What to produce >> Return the whole listing exactly as it stands.

Data listing:
——————————
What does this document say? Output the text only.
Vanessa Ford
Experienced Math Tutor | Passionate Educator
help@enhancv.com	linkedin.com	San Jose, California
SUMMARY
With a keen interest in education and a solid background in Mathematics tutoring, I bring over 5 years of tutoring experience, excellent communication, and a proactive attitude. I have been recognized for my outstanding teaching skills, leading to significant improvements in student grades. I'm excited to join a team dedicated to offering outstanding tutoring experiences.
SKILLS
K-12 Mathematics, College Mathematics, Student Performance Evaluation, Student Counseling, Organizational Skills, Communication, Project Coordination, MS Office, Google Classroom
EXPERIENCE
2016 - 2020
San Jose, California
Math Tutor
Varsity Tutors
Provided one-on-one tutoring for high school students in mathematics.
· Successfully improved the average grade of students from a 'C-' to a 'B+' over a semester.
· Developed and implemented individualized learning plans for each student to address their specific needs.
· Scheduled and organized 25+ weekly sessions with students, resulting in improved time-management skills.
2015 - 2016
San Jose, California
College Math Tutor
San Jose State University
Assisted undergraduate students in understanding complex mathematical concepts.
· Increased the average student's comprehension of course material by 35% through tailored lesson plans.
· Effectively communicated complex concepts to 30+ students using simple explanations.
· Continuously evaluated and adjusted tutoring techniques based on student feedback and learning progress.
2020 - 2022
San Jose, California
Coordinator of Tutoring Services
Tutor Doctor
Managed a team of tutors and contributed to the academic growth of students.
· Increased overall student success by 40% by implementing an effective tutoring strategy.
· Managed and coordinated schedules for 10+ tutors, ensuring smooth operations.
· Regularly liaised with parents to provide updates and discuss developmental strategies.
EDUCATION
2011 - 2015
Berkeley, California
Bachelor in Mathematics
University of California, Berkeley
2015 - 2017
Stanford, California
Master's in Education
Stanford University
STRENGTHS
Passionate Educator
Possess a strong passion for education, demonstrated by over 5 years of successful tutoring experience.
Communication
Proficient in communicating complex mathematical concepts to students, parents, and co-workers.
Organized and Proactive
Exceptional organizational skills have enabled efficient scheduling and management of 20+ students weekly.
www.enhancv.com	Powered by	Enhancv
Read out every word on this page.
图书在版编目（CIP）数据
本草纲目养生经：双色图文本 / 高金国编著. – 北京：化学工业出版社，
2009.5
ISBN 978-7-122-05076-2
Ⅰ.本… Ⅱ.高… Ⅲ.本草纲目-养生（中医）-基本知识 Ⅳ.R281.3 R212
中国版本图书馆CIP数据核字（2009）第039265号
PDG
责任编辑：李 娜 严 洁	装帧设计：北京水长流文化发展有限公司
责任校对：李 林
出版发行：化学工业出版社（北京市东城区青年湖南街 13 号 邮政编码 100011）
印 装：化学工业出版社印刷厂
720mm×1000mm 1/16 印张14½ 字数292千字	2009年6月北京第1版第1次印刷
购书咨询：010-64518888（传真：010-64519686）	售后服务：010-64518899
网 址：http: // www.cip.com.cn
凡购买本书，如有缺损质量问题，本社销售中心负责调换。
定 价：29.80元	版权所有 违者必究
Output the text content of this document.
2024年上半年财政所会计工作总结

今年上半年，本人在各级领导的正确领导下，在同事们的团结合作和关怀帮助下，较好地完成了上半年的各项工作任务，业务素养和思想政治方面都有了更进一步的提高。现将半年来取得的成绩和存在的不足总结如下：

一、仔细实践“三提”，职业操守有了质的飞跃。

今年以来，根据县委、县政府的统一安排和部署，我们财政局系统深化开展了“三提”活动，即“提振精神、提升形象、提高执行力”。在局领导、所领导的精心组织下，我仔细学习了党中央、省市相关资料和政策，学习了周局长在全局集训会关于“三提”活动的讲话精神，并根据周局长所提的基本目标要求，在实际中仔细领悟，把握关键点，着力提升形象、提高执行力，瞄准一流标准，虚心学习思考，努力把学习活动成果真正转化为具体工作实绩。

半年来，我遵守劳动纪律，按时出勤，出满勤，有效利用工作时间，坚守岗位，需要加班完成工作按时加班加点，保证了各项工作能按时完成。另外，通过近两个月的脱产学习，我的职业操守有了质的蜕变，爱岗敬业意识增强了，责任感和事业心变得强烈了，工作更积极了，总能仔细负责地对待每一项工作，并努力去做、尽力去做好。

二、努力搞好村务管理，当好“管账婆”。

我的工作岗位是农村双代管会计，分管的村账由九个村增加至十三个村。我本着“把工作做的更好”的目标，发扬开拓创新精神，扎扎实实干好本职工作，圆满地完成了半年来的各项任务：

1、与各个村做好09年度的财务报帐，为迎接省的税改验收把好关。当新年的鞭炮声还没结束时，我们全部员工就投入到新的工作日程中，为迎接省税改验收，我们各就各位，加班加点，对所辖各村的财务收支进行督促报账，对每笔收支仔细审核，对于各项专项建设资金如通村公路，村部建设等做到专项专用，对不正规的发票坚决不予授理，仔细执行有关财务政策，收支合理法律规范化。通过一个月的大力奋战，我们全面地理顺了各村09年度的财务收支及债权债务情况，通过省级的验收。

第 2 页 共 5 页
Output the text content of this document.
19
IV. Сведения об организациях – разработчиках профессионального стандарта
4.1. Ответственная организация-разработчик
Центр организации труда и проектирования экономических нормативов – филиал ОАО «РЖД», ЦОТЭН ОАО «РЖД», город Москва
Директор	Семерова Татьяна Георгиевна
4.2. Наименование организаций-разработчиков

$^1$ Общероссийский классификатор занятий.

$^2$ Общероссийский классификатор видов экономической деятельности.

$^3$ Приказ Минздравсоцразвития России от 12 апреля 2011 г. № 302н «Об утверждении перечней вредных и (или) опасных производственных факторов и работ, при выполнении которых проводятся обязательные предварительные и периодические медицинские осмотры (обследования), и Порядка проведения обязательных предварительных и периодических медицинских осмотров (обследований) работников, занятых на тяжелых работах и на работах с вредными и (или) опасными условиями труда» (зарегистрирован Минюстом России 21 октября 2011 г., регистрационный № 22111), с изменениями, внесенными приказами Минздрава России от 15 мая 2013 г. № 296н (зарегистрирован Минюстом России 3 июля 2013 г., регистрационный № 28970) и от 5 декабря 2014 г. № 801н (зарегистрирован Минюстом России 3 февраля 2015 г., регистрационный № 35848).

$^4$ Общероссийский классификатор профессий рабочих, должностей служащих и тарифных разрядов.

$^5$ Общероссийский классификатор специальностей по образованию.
——————————
Task result >>
What does this document say? Output the text only.
Vanessa Ford
Experienced Math Tutor | Passionate Educator
help@enhancv.com	linkedin.com	San Jose, California
SUMMARY
With a keen interest in education and a solid background in Mathematics tutoring, I bring over 5 years of tutoring experience, excellent communication, and a proactive attitude. I have been recognized for my outstanding teaching skills, leading to significant improvements in student grades. I'm excited to join a team dedicated to offering outstanding tutoring experiences.
SKILLS
K-12 Mathematics, College Mathematics, Student Performance Evaluation, Student Counseling, Organizational Skills, Communication, Project Coordination, MS Office, Google Classroom
EXPERIENCE
2016 - 2020
San Jose, California
Math Tutor
Varsity Tutors
Provided one-on-one tutoring for high school students in mathematics.
· Successfully improved the average grade of students from a 'C-' to a 'B+' over a semester.
· Developed and implemented individualized learning plans for each student to address their specific needs.
· Scheduled and organized 25+ weekly sessions with students, resulting in improved time-management skills.
2015 - 2016
San Jose, California
College Math Tutor
San Jose State University
Assisted undergraduate students in understanding complex mathematical concepts.
· Increased the average student's comprehension of course material by 35% through tailored lesson plans.
· Effectively communicated complex concepts to 30+ students using simple explanations.
· Continuously evaluated and adjusted tutoring techniques based on student feedback and learning progress.
2020 - 2022
San Jose, California
Coordinator of Tutoring Services
Tutor Doctor
Managed a team of tutors and contributed to the academic growth of students.
· Increased overall student success by 40% by implementing an effective tutoring strategy.
· Managed and coordinated schedules for 10+ tutors, ensuring smooth operations.
· Regularly liaised with parents to provide updates and discuss developmental strategies.
EDUCATION
2011 - 2015
Berkeley, California
Bachelor in Mathematics
University of California, Berkeley
2015 - 2017
Stanford, California
Master's in Education
Stanford University
STRENGTHS
Passionate Educator
Possess a strong passion for education, demonstrated by over 5 years of successful tutoring experience.
Communication
Proficient in communicating complex mathematical concepts to students, parents, and co-workers.
Organized and Proactive
Exceptional organizational skills have enabled efficient scheduling and management of 20+ students weekly.
www.enhancv.com	Powered by	Enhancv
Read out every word on this page.
图书在版编目（CIP）数据
本草纲目养生经：双色图文本 / 高金国编著. – 北京：化学工业出版社，
2009.5
ISBN 978-7-122-05076-2
Ⅰ.本… Ⅱ.高… Ⅲ.本草纲目-养生（中医）-基本知识 Ⅳ.R281.3 R212
中国版本图书馆CIP数据核字（2009）第039265号
PDG
责任编辑：李 娜 严 洁	装帧设计：北京水长流文化发展有限公司
责任校对：李 林
出版发行：化学工业出版社（北京市东城区青年湖南街 13 号 邮政编码 100011）
印 装：化学工业出版社印刷厂
720mm×1000mm 1/16 印张14½ 字数292千字	2009年6月北京第1版第1次印刷
购书咨询：010-64518888（传真：010-64519686）	售后服务：010-64518899
网 址：http: // www.cip.com.cn
凡购买本书，如有缺损质量问题，本社销售中心负责调换。
定 价：29.80元	版权所有 违者必究
Output the text content of this document.
2024年上半年财政所会计工作总结

今年上半年，本人在各级领导的正确领导下，在同事们的团结合作和关怀帮助下，较好地完成了上半年的各项工作任务，业务素养和思想政治方面都有了更进一步的提高。现将半年来取得的成绩和存在的不足总结如下：

一、仔细实践“三提”，职业操守有了质的飞跃。

今年以来，根据县委、县政府的统一安排和部署，我们财政局系统深化开展了“三提”活动，即“提振精神、提升形象、提高执行力”。在局领导、所领导的精心组织下，我仔细学习了党中央、省市相关资料和政策，学习了周局长在全局集训会关于“三提”活动的讲话精神，并根据周局长所提的基本目标要求，在实际中仔细领悟，把握关键点，着力提升形象、提高执行力，瞄准一流标准，虚心学习思考，努力把学习活动成果真正转化为具体工作实绩。

半年来，我遵守劳动纪律，按时出勤，出满勤，有效利用工作时间，坚守岗位，需要加班完成工作按时加班加点，保证了各项工作能按时完成。另外，通过近两个月的脱产学习，我的职业操守有了质的蜕变，爱岗敬业意识增强了，责任感和事业心变得强烈了，工作更积极了，总能仔细负责地对待每一项工作，并努力去做、尽力去做好。

二、努力搞好村务管理，当好“管账婆”。

我的工作岗位是农村双代管会计，分管的村账由九个村增加至十三个村。我本着“把工作做的更好”的目标，发扬开拓创新精神，扎扎实实干好本职工作，圆满地完成了半年来的各项任务：

1、与各个村做好09年度的财务报帐，为迎接省的税改验收把好关。当新年的鞭炮声还没结束时，我们全部员工就投入到新的工作日程中，为迎接省税改验收，我们各就各位，加班加点，对所辖各村的财务收支进行督促报账，对每笔收支仔细审核，对于各项专项建设资金如通村公路，村部建设等做到专项专用，对不正规的发票坚决不予授理，仔细执行有关财务政策，收支合理法律规范化。通过一个月的大力奋战，我们全面地理顺了各村09年度的财务收支及债权债务情况，通过省级的验收。

第 2 页 共 5 页
Output the text content of this document.
19
IV. Сведения об организациях – разработчиках профессионального стандарта
4.1. Ответственная организация-разработчик
Центр организации труда и проектирования экономических нормативов – филиал ОАО «РЖД», ЦОТЭН ОАО «РЖД», город Москва
Директор	Семерова Татьяна Георгиевна
4.2. Наименование организаций-разработчиков

$^1$ Общероссийский классификатор занятий.

$^2$ Общероссийский классификатор видов экономической деятельности.

$^3$ Приказ Минздравсоцразвития России от 12 апреля 2011 г. № 302н «Об утверждении перечней вредных и (или) опасных производственных факторов и работ, при выполнении которых проводятся обязательные предварительные и периодические медицинские осмотры (обследования), и Порядка проведения обязательных предварительных и периодических медицинских осмотров (обследований) работников, занятых на тяжелых работах и на работах с вредными и (или) опасными условиями труда» (зарегистрирован Минюстом России 21 октября 2011 г., регистрационный № 22111), с изменениями, внесенными приказами Минздрава России от 15 мая 2013 г. № 296н (зарегистрирован Минюстом России 3 июля 2013 г., регистрационный № 28970) и от 5 декабря 2014 г. № 801н (зарегистрирован Минюстом России 3 февраля 2015 г., регистрационный № 35848).

$^4$ Общероссийский классификатор профессий рабочих, должностей служащих и тарифных разрядов.

$^5$ Общероссийский классификатор специальностей по образованию.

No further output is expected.